EXERCISE REQUIREMENTS>
Leave out the pictures, and quote exactly the lines running from the one with "Convert this document image to plain text." through the last line of the entries below.

PROVIDED INFORMATION>

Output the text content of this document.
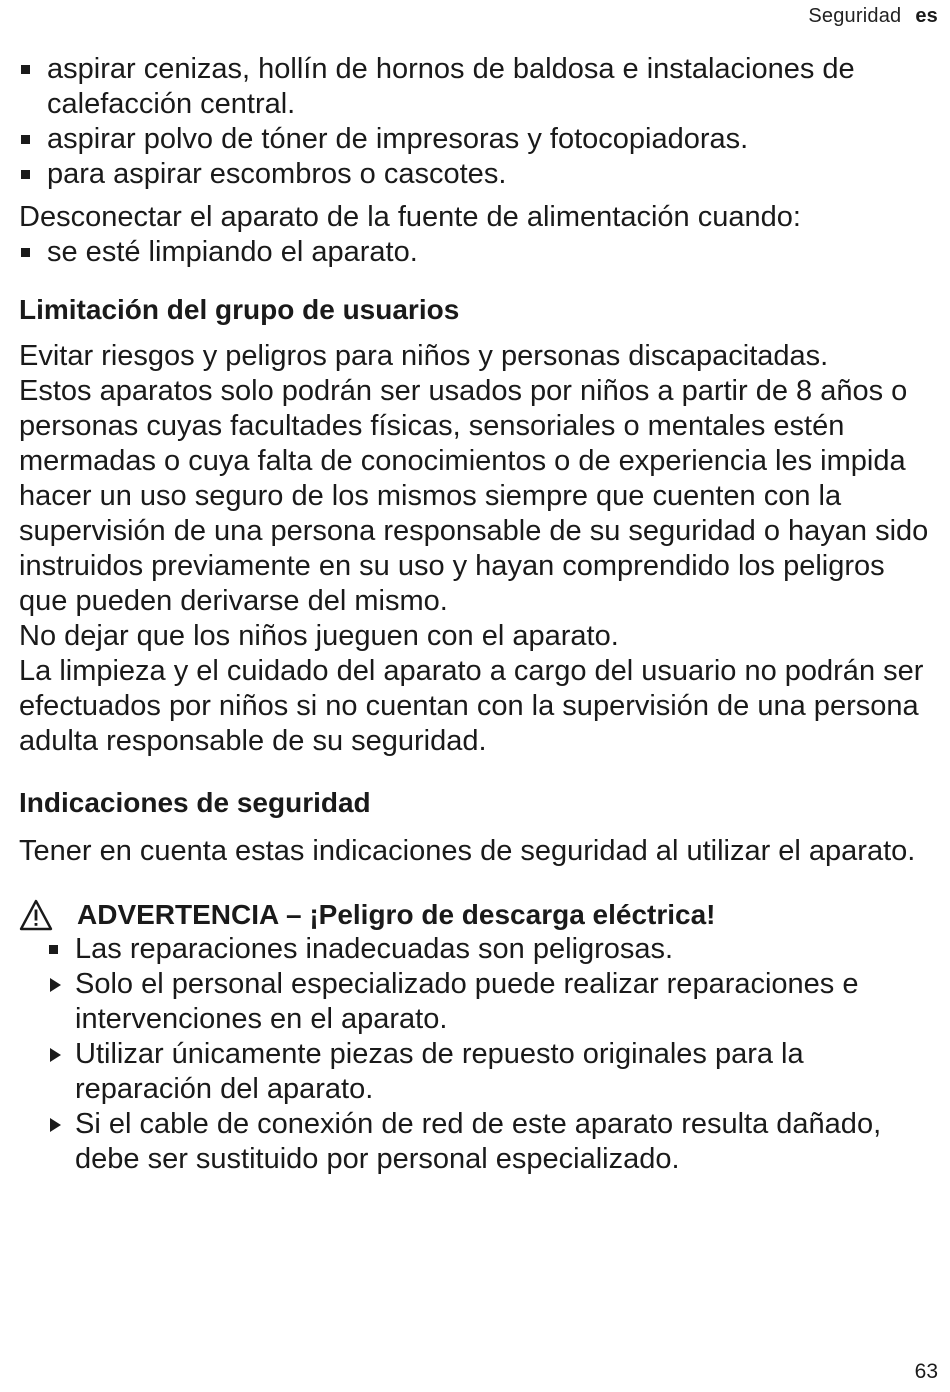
Seguridad es
aspirar cenizas, hollín de hornos de baldosa e instalaciones de calefacción central.
aspirar polvo de tóner de impresoras y fotocopiadoras.
para aspirar escombros o cascotes.

Desconectar el aparato de la fuente de alimentación cuando:

se esté limpiando el aparato.
Limitación del grupo de usuarios

Evitar riesgos y peligros para niños y personas discapacitadas.

Estos aparatos solo podrán ser usados por niños a partir de 8 años o personas cuyas facultades físicas, sensoriales o mentales estén mermadas o cuya falta de conocimientos o de experiencia les impida hacer un uso seguro de los mismos siempre que cuenten con la supervisión de una persona responsable de su seguridad o hayan sido instruidos previamente en su uso y hayan comprendido los peligros que pueden derivarse del mismo.

No dejar que los niños jueguen con el aparato.

La limpieza y el cuidado del aparato a cargo del usuario no podrán ser efectuados por niños si no cuentan con la supervisión de una persona adulta responsable de su seguridad.

Indicaciones de seguridad

Tener en cuenta estas indicaciones de seguridad al utilizar el aparato.

ADVERTENCIA – ¡Peligro de descarga eléctrica!
Las reparaciones inadecuadas son peligrosas.
Solo el personal especializado puede realizar reparaciones e intervenciones en el aparato.
Utilizar únicamente piezas de repuesto originales para la reparación del aparato.
Si el cable de conexión de red de este aparato resulta dañado, debe ser sustituido por personal especializado.
63
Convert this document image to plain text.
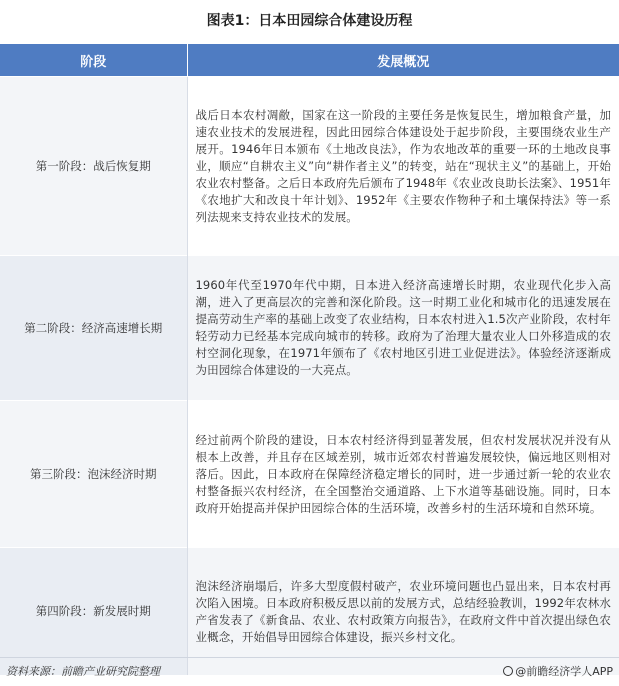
图表1：日本田园综合体建设历程
阶段	发展概况
第一阶段：战后恢复期	战后日本农村凋敝，国家在这一阶段的主要任务是恢复民生，增加粮食产量，加速农业技术的发展进程，因此田园综合体建设处于起步阶段，主要围绕农业生产展开。1946年日本颁布《土地改良法》，作为农地改革的重要一环的土地改良事业，顺应“自耕农主义”向“耕作者主义”的转变，站在“现状主义”的基础上，开始农业农村整备。之后日本政府先后颁布了1948年《农业改良助长法案》、1951年《农地扩大和改良十年计划》、1952年《主要农作物种子和土壤保持法》等一系列法规来支持农业技术的发展。
第二阶段：经济高速增长期	1960年代至1970年代中期，日本进入经济高速增长时期，农业现代化步入高潮，进入了更高层次的完善和深化阶段。这一时期工业化和城市化的迅速发展在提高劳动生产率的基础上改变了农业结构，日本农村进入1.5次产业阶段，农村年轻劳动力已经基本完成向城市的转移。政府为了治理大量农业人口外移造成的农村空洞化现象，在1971年颁布了《农村地区引进工业促进法》。体验经济逐渐成为田园综合体建设的一大亮点。
第三阶段：泡沫经济时期	经过前两个阶段的建设，日本农村经济得到显著发展，但农村发展状况并没有从根本上改善，并且存在区域差别，城市近郊农村普遍发展较快，偏远地区则相对落后。因此，日本政府在保障经济稳定增长的同时，进一步通过新一轮的农业农村整备振兴农村经济，在全国整治交通道路、上下水道等基础设施。同时，日本政府开始提高并保护田园综合体的生活环境，改善乡村的生活环境和自然环境。
第四阶段：新发展时期	泡沫经济崩塌后，许多大型度假村破产，农业环境问题也凸显出来，日本农村再次陷入困境。日本政府积极反思以前的发展方式，总结经验教训，1992年农林水产省发表了《新食品、农业、农村政策方向报告》，在政府文件中首次提出绿色农业概念，开始倡导田园综合体建设，振兴乡村文化。
资料来源：前瞻产业研究院整理	@前瞻经济学人APP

REPLY>
Convert this document image to plain text.
图表1：日本田园综合体建设历程
阶段	发展概况
第一阶段：战后恢复期	战后日本农村凋敝，国家在这一阶段的主要任务是恢复民生，增加粮食产量，加速农业技术的发展进程，因此田园综合体建设处于起步阶段，主要围绕农业生产展开。1946年日本颁布《土地改良法》，作为农地改革的重要一环的土地改良事业，顺应“自耕农主义”向“耕作者主义”的转变，站在“现状主义”的基础上，开始农业农村整备。之后日本政府先后颁布了1948年《农业改良助长法案》、1951年《农地扩大和改良十年计划》、1952年《主要农作物种子和土壤保持法》等一系列法规来支持农业技术的发展。
第二阶段：经济高速增长期	1960年代至1970年代中期，日本进入经济高速增长时期，农业现代化步入高潮，进入了更高层次的完善和深化阶段。这一时期工业化和城市化的迅速发展在提高劳动生产率的基础上改变了农业结构，日本农村进入1.5次产业阶段，农村年轻劳动力已经基本完成向城市的转移。政府为了治理大量农业人口外移造成的农村空洞化现象，在1971年颁布了《农村地区引进工业促进法》。体验经济逐渐成为田园综合体建设的一大亮点。
第三阶段：泡沫经济时期	经过前两个阶段的建设，日本农村经济得到显著发展，但农村发展状况并没有从根本上改善，并且存在区域差别，城市近郊农村普遍发展较快，偏远地区则相对落后。因此，日本政府在保障经济稳定增长的同时，进一步通过新一轮的农业农村整备振兴农村经济，在全国整治交通道路、上下水道等基础设施。同时，日本政府开始提高并保护田园综合体的生活环境，改善乡村的生活环境和自然环境。
第四阶段：新发展时期	泡沫经济崩塌后，许多大型度假村破产，农业环境问题也凸显出来，日本农村再次陷入困境。日本政府积极反思以前的发展方式，总结经验教训，1992年农林水产省发表了《新食品、农业、农村政策方向报告》，在政府文件中首次提出绿色农业概念，开始倡导田园综合体建设，振兴乡村文化。
资料来源：前瞻产业研究院整理	@前瞻经济学人APP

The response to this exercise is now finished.